━━━━━ PROVIDED DATA

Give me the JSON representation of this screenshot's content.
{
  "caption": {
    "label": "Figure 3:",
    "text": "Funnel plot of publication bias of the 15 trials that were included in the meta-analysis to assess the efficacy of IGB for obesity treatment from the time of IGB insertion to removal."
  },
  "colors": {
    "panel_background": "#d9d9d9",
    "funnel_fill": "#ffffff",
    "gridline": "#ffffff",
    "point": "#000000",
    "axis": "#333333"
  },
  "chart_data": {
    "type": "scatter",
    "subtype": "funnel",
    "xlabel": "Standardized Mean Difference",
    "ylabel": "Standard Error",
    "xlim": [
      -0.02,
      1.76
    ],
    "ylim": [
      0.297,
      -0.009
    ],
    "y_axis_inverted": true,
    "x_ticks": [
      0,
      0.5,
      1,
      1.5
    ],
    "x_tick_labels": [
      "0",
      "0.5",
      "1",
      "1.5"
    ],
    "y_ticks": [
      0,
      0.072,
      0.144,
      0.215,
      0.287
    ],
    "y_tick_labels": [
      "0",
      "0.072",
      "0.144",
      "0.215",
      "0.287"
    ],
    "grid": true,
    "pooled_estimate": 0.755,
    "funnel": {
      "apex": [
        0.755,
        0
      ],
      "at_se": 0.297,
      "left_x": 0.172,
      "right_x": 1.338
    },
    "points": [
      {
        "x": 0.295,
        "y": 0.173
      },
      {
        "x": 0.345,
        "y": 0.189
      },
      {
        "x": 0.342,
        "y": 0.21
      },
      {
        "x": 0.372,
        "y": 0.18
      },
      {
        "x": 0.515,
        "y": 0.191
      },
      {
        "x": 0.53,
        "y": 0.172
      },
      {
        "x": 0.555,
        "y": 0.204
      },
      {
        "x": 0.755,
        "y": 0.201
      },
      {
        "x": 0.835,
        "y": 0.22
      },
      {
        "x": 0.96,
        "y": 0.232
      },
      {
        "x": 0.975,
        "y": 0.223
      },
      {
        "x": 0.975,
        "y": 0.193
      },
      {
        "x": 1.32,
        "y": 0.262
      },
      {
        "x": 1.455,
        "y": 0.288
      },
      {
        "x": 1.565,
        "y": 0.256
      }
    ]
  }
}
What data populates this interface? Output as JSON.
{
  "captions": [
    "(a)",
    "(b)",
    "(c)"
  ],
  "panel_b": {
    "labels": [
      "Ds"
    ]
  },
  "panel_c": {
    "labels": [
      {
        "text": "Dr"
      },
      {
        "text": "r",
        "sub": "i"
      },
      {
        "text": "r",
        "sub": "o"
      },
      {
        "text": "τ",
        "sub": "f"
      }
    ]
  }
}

━━━━━━━━━━

Of the lines above, how many include the word "JSON"? Reply with the number alone.

2